▶ _EXERCISE INSTRUCTIONS_
a – In the RAB11 review excerpt, translate the following sentence into French: "Many disorders block and subvert basic cellular processes in order to boost their progression."
b – According to the RAB11 review excerpt, which features of cancer cells are significantly affected when the processes organized by RAB11 isoforms are altered? List them all.
c – Summarize the RAB11 review excerpt in two sentences.

▶ _SELECTED EXCERPT_
RAB11-Mediated Trafficking and Human Cancers: An Updated Review

SIMPLE SUMMARY: The small GTPase RAB11 is a master regulator of both vesicular trafficking and membrane dynamic defining the surface proteome of cellular membranes. As a consequence, the alteration of RAB11 activity induces changes in both the sensory and the transduction apparatuses of cancer cells leading to tumor progression and invasion. Here, we show that this strictly depends on RAB11′s ability to control the sorting of signaling receptors from endosomes. Therefore, RAB11 is a potential therapeutic target over which to develop future therapies aimed at dampening the acquisition of aggressive traits by cancer cells. ABSTRACT: Many disorders block and subvert basic cellular processes in order to boost their progression. One protein family that is prone to be altered in human cancers is the small GTPase RAB11 family, the master regulator of vesicular trafficking. RAB11 isoforms function as membrane organizers connecting the transport of cargoes towards the plasma membrane with the assembly of autophagic precursors and the generation of cellular protrusions. These processes dramatically impact normal cell physiology and their alteration significantly affects the survival, progression and metastatization as well as the accumulation of toxic materials of cancer cells. In this review, we discuss biological mechanisms ensuring cargo recognition and sorting through a RAB11-dependent pathway, a prerequisite to understand the effect of RAB11 alterations in human cancers.

▶ _INFORMATION GIVEN_
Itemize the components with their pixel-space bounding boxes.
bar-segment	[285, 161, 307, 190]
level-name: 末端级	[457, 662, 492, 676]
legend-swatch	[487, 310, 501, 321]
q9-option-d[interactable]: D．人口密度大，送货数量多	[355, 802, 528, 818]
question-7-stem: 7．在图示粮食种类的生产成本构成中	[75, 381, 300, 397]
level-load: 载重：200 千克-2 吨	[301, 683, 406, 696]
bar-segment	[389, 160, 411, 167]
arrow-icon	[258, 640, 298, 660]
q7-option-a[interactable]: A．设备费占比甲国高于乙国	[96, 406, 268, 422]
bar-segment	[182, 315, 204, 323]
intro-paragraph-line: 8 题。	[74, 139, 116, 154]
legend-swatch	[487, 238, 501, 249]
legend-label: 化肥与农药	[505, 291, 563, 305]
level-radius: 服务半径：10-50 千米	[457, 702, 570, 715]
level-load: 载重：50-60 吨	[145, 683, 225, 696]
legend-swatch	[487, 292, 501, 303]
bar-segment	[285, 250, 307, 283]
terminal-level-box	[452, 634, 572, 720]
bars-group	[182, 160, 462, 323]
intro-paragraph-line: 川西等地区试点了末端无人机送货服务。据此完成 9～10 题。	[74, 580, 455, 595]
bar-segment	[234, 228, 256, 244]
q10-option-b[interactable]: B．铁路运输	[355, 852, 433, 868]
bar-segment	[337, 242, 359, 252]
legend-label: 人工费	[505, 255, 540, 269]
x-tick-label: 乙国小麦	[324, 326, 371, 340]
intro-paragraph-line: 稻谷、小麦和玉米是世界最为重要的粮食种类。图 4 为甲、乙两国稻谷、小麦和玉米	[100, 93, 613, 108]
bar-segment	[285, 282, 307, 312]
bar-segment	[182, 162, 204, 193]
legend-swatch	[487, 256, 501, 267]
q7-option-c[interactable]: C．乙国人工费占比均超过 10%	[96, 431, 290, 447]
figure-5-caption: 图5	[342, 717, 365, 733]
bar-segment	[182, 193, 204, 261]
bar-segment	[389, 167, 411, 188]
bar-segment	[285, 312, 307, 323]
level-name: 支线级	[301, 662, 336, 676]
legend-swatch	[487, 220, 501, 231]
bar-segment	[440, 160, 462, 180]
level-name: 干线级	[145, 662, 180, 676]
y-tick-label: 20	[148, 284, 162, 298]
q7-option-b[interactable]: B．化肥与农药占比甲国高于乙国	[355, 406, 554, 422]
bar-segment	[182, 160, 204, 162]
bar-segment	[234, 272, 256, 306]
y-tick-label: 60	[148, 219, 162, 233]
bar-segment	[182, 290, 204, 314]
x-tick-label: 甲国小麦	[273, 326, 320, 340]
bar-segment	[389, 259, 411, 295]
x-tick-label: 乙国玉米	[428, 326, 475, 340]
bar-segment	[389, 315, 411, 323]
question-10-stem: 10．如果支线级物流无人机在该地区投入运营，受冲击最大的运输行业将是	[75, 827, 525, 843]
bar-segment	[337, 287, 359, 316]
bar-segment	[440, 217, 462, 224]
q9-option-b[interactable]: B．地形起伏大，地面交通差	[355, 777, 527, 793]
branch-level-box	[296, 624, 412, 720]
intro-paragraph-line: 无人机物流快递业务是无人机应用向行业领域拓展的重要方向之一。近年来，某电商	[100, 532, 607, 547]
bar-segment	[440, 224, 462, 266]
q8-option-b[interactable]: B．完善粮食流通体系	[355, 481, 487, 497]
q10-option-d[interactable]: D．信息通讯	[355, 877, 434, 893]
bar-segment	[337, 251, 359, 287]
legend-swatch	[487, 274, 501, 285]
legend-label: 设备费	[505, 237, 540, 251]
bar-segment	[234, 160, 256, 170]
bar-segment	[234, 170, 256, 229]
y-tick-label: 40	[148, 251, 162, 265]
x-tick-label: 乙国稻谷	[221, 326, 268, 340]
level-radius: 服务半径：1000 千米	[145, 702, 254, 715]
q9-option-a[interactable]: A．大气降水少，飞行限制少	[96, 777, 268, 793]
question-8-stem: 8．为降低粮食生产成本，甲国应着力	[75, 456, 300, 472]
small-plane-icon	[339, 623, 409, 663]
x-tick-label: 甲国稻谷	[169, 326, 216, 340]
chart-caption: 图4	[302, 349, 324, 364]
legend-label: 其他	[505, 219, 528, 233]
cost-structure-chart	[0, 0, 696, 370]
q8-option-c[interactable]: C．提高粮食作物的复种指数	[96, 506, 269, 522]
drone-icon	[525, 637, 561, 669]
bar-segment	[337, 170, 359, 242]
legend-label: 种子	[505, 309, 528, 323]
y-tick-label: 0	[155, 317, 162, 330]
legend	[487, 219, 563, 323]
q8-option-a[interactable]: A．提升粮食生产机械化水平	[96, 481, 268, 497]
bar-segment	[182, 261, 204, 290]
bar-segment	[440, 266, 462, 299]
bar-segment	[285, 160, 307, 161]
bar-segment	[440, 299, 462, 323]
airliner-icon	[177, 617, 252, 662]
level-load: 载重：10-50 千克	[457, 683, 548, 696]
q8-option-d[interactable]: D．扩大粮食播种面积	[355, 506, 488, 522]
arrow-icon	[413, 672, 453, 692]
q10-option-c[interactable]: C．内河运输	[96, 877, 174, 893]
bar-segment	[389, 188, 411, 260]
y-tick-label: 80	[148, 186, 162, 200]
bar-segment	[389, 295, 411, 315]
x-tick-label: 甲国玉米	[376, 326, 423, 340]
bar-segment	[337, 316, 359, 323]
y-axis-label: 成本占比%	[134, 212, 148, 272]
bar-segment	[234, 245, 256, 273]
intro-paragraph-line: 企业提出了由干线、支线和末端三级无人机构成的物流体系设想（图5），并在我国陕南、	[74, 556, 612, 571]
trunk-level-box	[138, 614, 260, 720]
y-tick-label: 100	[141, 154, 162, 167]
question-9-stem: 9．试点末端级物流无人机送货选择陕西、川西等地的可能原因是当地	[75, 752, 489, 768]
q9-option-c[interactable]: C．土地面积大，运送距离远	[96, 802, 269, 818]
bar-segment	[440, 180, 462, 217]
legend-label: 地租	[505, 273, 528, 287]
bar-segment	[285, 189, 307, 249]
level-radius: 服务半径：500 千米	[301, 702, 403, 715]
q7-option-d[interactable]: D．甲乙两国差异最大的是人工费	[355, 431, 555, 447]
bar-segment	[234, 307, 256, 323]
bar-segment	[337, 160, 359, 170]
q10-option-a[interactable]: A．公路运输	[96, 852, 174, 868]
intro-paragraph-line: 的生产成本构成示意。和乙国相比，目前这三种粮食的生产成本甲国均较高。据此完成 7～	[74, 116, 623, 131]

▶ _SOLUTIONS PER TASK_
a – De nombreux troubles bloquent et détournent des processus cellulaires fondamentaux afin de favoriser leur progression.

b –
- Survival
- Progression
- Metastatization
- Accumulation of toxic materials

c – The small GTPase RAB11, a master regulator of vesicular trafficking and membrane dynamics, is often altered in human cancers, and changes in its activity promote tumor progression and invasion by controlling how signaling receptors are sorted from endosomes. The review discusses the mechanisms of cargo recognition and sorting through a RAB11-dependent pathway and presents RAB11 as a potential therapeutic target for curbing aggressive traits in cancer cells.